__PROBLEM TO WORK ON__
Go through the entries one line at a time, and gather every line that has the word "Einrichtungen".

(Recorded data)
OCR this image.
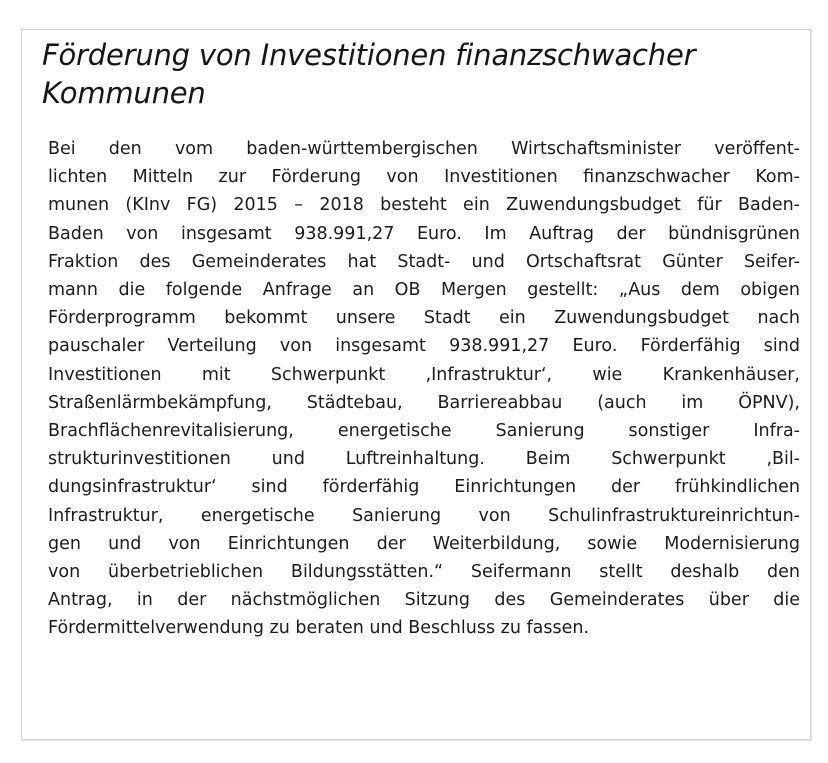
Förderung von Investitionen finanzschwacher
Kommunen
Bei den vom baden-württembergischen Wirtschaftsminister veröffent-
lichten Mitteln zur Förderung von Investitionen finanzschwacher Kom-
munen (KInv FG) 2015 – 2018 besteht ein Zuwendungsbudget für Baden-
Baden von insgesamt 938.991,27 Euro. Im Auftrag der bündnisgrünen
Fraktion des Gemeinderates hat Stadt- und Ortschaftsrat Günter Seifer-
mann die folgende Anfrage an OB Mergen gestellt: „Aus dem obigen
Förderprogramm bekommt unsere Stadt ein Zuwendungsbudget nach
pauschaler Verteilung von insgesamt 938.991,27 Euro. Förderfähig sind
Investitionen mit Schwerpunkt ‚Infrastruktur‘, wie Krankenhäuser,
Straßenlärmbekämpfung, Städtebau, Barriereabbau (auch im ÖPNV),
Brachflächenrevitalisierung, energetische Sanierung sonstiger Infra-
strukturinvestitionen und Luftreinhaltung. Beim Schwerpunkt ‚Bil-
dungsinfrastruktur‘ sind förderfähig Einrichtungen der frühkindlichen
Infrastruktur, energetische Sanierung von Schulinfrastruktureinrichtun-
gen und von Einrichtungen der Weiterbildung, sowie Modernisierung
von überbetrieblichen Bildungsstätten.“ Seifermann stellt deshalb den
Antrag, in der nächstmöglichen Sitzung des Gemeinderates über die
Fördermittelverwendung zu beraten und Beschluss zu fassen.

__OUTPUT OF THE EXERCISE__
dungsinfrastruktur‘ sind förderfähig Einrichtungen der frühkindlichen
gen und von Einrichtungen der Weiterbildung, sowie Modernisierung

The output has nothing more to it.